# Requirements
Produce a word-for-word copy of the listing below without its pictures.

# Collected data
(begin)
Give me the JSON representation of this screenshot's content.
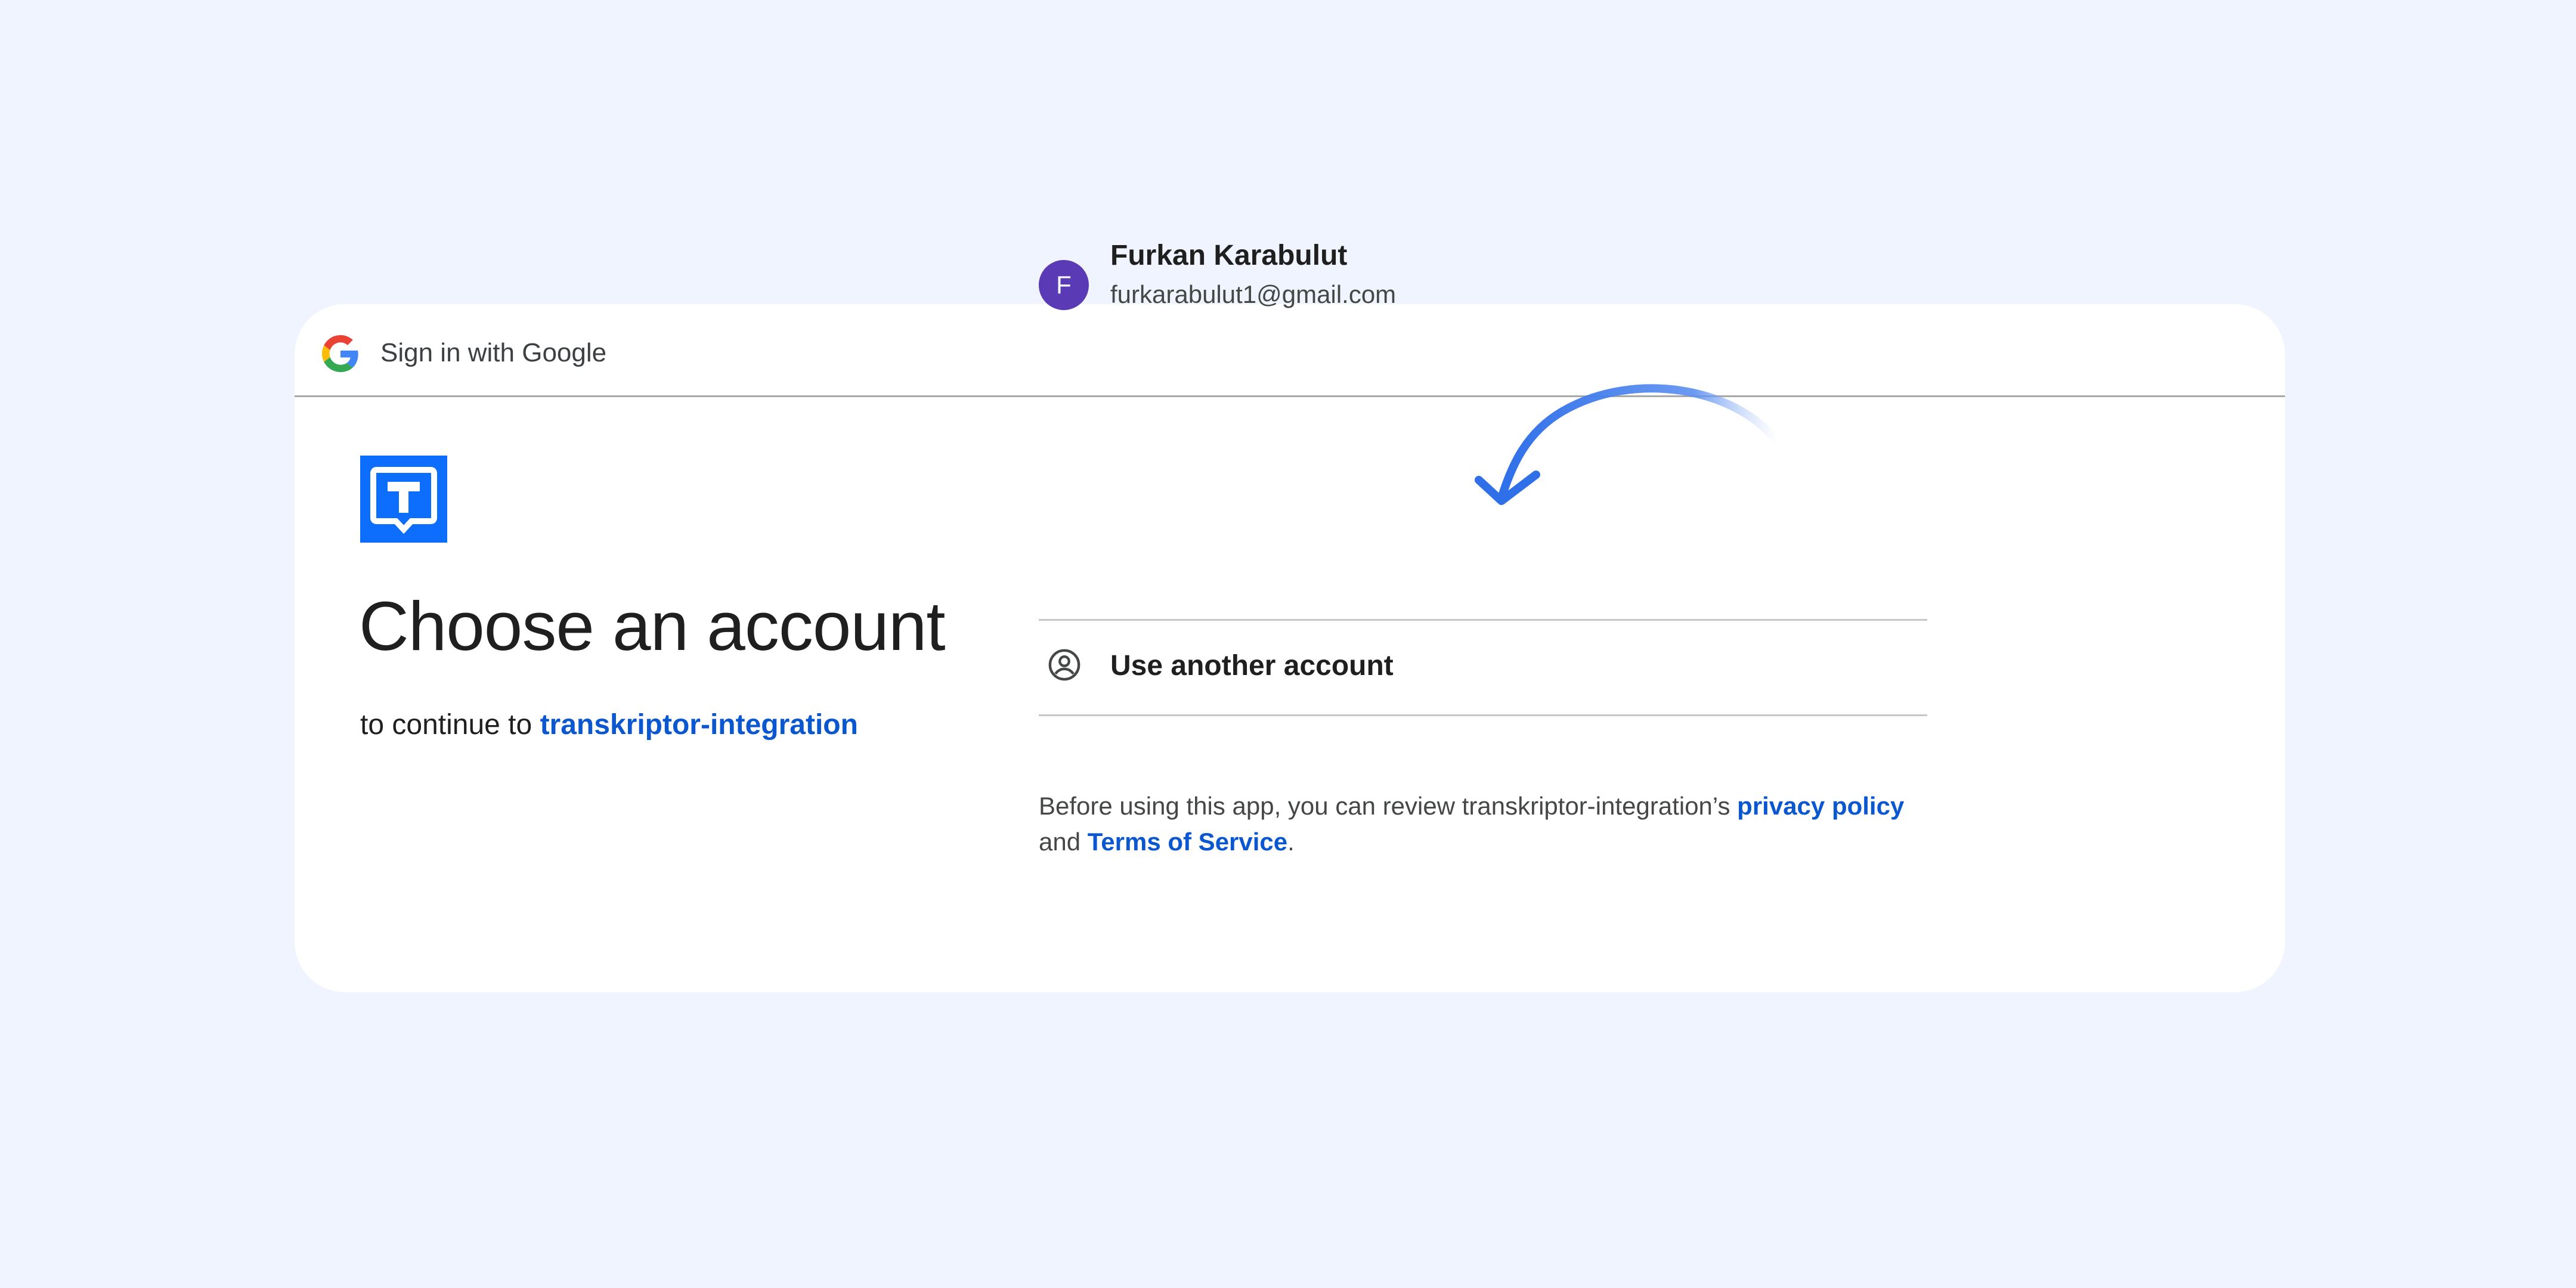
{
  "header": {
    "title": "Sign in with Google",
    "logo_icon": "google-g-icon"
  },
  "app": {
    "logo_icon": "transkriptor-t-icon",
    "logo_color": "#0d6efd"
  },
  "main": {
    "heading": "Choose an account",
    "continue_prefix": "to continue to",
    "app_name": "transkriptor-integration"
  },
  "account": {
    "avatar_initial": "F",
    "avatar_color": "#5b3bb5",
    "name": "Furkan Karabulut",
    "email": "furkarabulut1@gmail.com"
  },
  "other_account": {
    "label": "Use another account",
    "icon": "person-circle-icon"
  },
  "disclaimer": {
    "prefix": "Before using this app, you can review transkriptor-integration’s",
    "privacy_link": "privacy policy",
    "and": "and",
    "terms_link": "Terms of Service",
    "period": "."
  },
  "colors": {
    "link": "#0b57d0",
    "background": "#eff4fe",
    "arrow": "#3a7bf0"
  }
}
(end)
# Task output
Give me the JSON representation of this screenshot's content.
{
  "header": {
    "title": "Sign in with Google",
    "logo_icon": "google-g-icon"
  },
  "app": {
    "logo_icon": "transkriptor-t-icon",
    "logo_color": "#0d6efd"
  },
  "main": {
    "heading": "Choose an account",
    "continue_prefix": "to continue to",
    "app_name": "transkriptor-integration"
  },
  "account": {
    "avatar_initial": "F",
    "avatar_color": "#5b3bb5",
    "name": "Furkan Karabulut",
    "email": "furkarabulut1@gmail.com"
  },
  "other_account": {
    "label": "Use another account",
    "icon": "person-circle-icon"
  },
  "disclaimer": {
    "prefix": "Before using this app, you can review transkriptor-integration’s",
    "privacy_link": "privacy policy",
    "and": "and",
    "terms_link": "Terms of Service",
    "period": "."
  },
  "colors": {
    "link": "#0b57d0",
    "background": "#eff4fe",
    "arrow": "#3a7bf0"
  }
}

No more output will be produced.